__Given task__. Go through the listing and copy every line word for word.

>> start Exercise materials

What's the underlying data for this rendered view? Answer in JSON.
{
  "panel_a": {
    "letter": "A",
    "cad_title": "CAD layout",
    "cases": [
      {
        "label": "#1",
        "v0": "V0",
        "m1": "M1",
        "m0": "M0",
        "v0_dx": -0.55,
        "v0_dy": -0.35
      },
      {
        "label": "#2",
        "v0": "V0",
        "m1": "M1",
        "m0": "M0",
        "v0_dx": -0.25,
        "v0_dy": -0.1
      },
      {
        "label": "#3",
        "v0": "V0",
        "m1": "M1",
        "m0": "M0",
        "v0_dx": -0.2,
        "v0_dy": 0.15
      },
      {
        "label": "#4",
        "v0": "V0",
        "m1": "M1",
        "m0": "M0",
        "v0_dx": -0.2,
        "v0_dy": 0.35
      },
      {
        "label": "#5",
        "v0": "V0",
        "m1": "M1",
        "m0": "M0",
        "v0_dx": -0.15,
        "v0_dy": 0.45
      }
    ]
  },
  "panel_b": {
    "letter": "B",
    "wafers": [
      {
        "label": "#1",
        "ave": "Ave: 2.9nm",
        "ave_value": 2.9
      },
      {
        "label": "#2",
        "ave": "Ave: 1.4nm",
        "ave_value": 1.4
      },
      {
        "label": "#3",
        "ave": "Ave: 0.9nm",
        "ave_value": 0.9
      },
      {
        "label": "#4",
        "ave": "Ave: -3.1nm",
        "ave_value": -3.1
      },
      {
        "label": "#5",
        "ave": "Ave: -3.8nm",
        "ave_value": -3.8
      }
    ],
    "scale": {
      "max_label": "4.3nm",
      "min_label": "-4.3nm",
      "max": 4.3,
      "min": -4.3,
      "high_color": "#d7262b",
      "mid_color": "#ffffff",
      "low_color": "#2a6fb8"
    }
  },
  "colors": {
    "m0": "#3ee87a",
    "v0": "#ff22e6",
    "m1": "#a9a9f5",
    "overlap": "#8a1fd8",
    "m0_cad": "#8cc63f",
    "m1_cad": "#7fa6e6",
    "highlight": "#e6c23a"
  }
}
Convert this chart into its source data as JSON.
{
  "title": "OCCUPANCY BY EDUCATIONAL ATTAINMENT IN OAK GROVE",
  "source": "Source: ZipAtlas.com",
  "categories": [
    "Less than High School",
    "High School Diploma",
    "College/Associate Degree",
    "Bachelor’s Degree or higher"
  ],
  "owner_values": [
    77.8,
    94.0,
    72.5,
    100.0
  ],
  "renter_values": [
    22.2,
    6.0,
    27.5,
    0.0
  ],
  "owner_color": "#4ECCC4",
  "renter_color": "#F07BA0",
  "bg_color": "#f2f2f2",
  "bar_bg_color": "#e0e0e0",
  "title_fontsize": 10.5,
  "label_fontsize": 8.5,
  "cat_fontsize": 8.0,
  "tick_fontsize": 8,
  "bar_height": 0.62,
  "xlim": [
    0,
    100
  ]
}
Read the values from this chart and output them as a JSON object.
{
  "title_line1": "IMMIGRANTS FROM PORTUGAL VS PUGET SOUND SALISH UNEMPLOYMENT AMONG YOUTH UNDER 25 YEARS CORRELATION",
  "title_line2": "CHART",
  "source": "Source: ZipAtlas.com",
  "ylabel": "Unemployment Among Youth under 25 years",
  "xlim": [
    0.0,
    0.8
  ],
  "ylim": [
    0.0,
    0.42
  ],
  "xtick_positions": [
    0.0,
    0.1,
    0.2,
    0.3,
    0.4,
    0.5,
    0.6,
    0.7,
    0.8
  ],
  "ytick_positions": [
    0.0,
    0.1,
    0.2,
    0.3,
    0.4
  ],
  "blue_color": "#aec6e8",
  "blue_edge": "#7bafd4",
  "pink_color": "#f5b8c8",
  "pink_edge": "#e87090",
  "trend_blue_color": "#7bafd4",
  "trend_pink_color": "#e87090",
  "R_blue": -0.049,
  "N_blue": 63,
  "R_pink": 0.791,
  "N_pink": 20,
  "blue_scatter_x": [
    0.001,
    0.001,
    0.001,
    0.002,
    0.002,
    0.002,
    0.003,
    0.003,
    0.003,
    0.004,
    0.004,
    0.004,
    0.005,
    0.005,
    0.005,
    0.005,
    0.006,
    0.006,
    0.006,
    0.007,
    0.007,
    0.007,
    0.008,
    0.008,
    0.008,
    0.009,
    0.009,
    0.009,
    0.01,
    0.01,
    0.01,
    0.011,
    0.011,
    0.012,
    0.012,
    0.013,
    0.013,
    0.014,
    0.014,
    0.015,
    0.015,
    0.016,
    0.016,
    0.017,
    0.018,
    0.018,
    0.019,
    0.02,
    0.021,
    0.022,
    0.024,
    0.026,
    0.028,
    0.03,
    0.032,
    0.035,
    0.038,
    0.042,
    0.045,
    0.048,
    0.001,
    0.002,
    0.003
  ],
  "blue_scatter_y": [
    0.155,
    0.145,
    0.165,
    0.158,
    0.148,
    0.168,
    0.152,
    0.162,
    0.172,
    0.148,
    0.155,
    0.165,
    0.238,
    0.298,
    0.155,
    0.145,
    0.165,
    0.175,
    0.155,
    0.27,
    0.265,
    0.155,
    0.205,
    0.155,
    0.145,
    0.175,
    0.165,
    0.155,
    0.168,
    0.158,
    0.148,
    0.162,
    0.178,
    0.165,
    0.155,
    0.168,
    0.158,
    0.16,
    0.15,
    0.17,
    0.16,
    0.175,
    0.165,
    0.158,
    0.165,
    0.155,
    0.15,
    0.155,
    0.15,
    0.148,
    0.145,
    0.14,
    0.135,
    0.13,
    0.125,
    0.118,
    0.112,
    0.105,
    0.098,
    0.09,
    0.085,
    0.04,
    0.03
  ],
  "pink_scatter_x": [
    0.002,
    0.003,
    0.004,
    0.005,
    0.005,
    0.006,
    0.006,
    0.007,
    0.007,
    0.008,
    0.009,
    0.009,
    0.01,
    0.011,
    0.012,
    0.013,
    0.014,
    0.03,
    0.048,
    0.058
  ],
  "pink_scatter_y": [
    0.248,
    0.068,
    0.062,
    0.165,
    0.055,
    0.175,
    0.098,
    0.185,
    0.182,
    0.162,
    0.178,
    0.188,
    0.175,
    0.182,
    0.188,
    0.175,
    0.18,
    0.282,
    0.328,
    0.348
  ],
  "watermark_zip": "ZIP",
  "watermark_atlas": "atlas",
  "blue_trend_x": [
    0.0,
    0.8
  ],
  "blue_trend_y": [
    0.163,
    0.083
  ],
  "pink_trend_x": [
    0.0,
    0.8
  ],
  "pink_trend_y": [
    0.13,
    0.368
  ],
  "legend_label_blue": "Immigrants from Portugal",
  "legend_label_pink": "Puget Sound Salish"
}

>> end Exercise materials

__Solved problem__.
What's the underlying data for this rendered view? Answer in JSON.
{
  "panel_a": {
    "letter": "A",
    "cad_title": "CAD layout",
    "cases": [
      {
        "label": "#1",
        "v0": "V0",
        "m1": "M1",
        "m0": "M0",
        "v0_dx": -0.55,
        "v0_dy": -0.35
      },
      {
        "label": "#2",
        "v0": "V0",
        "m1": "M1",
        "m0": "M0",
        "v0_dx": -0.25,
        "v0_dy": -0.1
      },
      {
        "label": "#3",
        "v0": "V0",
        "m1": "M1",
        "m0": "M0",
        "v0_dx": -0.2,
        "v0_dy": 0.15
      },
      {
        "label": "#4",
        "v0": "V0",
        "m1": "M1",
        "m0": "M0",
        "v0_dx": -0.2,
        "v0_dy": 0.35
      },
      {
        "label": "#5",
        "v0": "V0",
        "m1": "M1",
        "m0": "M0",
        "v0_dx": -0.15,
        "v0_dy": 0.45
      }
    ]
  },
  "panel_b": {
    "letter": "B",
    "wafers": [
      {
        "label": "#1",
        "ave": "Ave: 2.9nm",
        "ave_value": 2.9
      },
      {
        "label": "#2",
        "ave": "Ave: 1.4nm",
        "ave_value": 1.4
      },
      {
        "label": "#3",
        "ave": "Ave: 0.9nm",
        "ave_value": 0.9
      },
      {
        "label": "#4",
        "ave": "Ave: -3.1nm",
        "ave_value": -3.1
      },
      {
        "label": "#5",
        "ave": "Ave: -3.8nm",
        "ave_value": -3.8
      }
    ],
    "scale": {
      "max_label": "4.3nm",
      "min_label": "-4.3nm",
      "max": 4.3,
      "min": -4.3,
      "high_color": "#d7262b",
      "mid_color": "#ffffff",
      "low_color": "#2a6fb8"
    }
  },
  "colors": {
    "m0": "#3ee87a",
    "v0": "#ff22e6",
    "m1": "#a9a9f5",
    "overlap": "#8a1fd8",
    "m0_cad": "#8cc63f",
    "m1_cad": "#7fa6e6",
    "highlight": "#e6c23a"
  }
}
Convert this chart into its source data as JSON.
{
  "title": "OCCUPANCY BY EDUCATIONAL ATTAINMENT IN OAK GROVE",
  "source": "Source: ZipAtlas.com",
  "categories": [
    "Less than High School",
    "High School Diploma",
    "College/Associate Degree",
    "Bachelor’s Degree or higher"
  ],
  "owner_values": [
    77.8,
    94.0,
    72.5,
    100.0
  ],
  "renter_values": [
    22.2,
    6.0,
    27.5,
    0.0
  ],
  "owner_color": "#4ECCC4",
  "renter_color": "#F07BA0",
  "bg_color": "#f2f2f2",
  "bar_bg_color": "#e0e0e0",
  "title_fontsize": 10.5,
  "label_fontsize": 8.5,
  "cat_fontsize": 8.0,
  "tick_fontsize": 8,
  "bar_height": 0.62,
  "xlim": [
    0,
    100
  ]
}
Read the values from this chart and output them as a JSON object.
{
  "title_line1": "IMMIGRANTS FROM PORTUGAL VS PUGET SOUND SALISH UNEMPLOYMENT AMONG YOUTH UNDER 25 YEARS CORRELATION",
  "title_line2": "CHART",
  "source": "Source: ZipAtlas.com",
  "ylabel": "Unemployment Among Youth under 25 years",
  "xlim": [
    0.0,
    0.8
  ],
  "ylim": [
    0.0,
    0.42
  ],
  "xtick_positions": [
    0.0,
    0.1,
    0.2,
    0.3,
    0.4,
    0.5,
    0.6,
    0.7,
    0.8
  ],
  "ytick_positions": [
    0.0,
    0.1,
    0.2,
    0.3,
    0.4
  ],
  "blue_color": "#aec6e8",
  "blue_edge": "#7bafd4",
  "pink_color": "#f5b8c8",
  "pink_edge": "#e87090",
  "trend_blue_color": "#7bafd4",
  "trend_pink_color": "#e87090",
  "R_blue": -0.049,
  "N_blue": 63,
  "R_pink": 0.791,
  "N_pink": 20,
  "blue_scatter_x": [
    0.001,
    0.001,
    0.001,
    0.002,
    0.002,
    0.002,
    0.003,
    0.003,
    0.003,
    0.004,
    0.004,
    0.004,
    0.005,
    0.005,
    0.005,
    0.005,
    0.006,
    0.006,
    0.006,
    0.007,
    0.007,
    0.007,
    0.008,
    0.008,
    0.008,
    0.009,
    0.009,
    0.009,
    0.01,
    0.01,
    0.01,
    0.011,
    0.011,
    0.012,
    0.012,
    0.013,
    0.013,
    0.014,
    0.014,
    0.015,
    0.015,
    0.016,
    0.016,
    0.017,
    0.018,
    0.018,
    0.019,
    0.02,
    0.021,
    0.022,
    0.024,
    0.026,
    0.028,
    0.03,
    0.032,
    0.035,
    0.038,
    0.042,
    0.045,
    0.048,
    0.001,
    0.002,
    0.003
  ],
  "blue_scatter_y": [
    0.155,
    0.145,
    0.165,
    0.158,
    0.148,
    0.168,
    0.152,
    0.162,
    0.172,
    0.148,
    0.155,
    0.165,
    0.238,
    0.298,
    0.155,
    0.145,
    0.165,
    0.175,
    0.155,
    0.27,
    0.265,
    0.155,
    0.205,
    0.155,
    0.145,
    0.175,
    0.165,
    0.155,
    0.168,
    0.158,
    0.148,
    0.162,
    0.178,
    0.165,
    0.155,
    0.168,
    0.158,
    0.16,
    0.15,
    0.17,
    0.16,
    0.175,
    0.165,
    0.158,
    0.165,
    0.155,
    0.15,
    0.155,
    0.15,
    0.148,
    0.145,
    0.14,
    0.135,
    0.13,
    0.125,
    0.118,
    0.112,
    0.105,
    0.098,
    0.09,
    0.085,
    0.04,
    0.03
  ],
  "pink_scatter_x": [
    0.002,
    0.003,
    0.004,
    0.005,
    0.005,
    0.006,
    0.006,
    0.007,
    0.007,
    0.008,
    0.009,
    0.009,
    0.01,
    0.011,
    0.012,
    0.013,
    0.014,
    0.03,
    0.048,
    0.058
  ],
  "pink_scatter_y": [
    0.248,
    0.068,
    0.062,
    0.165,
    0.055,
    0.175,
    0.098,
    0.185,
    0.182,
    0.162,
    0.178,
    0.188,
    0.175,
    0.182,
    0.188,
    0.175,
    0.18,
    0.282,
    0.328,
    0.348
  ],
  "watermark_zip": "ZIP",
  "watermark_atlas": "atlas",
  "blue_trend_x": [
    0.0,
    0.8
  ],
  "blue_trend_y": [
    0.163,
    0.083
  ],
  "pink_trend_x": [
    0.0,
    0.8
  ],
  "pink_trend_y": [
    0.13,
    0.368
  ],
  "legend_label_blue": "Immigrants from Portugal",
  "legend_label_pink": "Puget Sound Salish"
}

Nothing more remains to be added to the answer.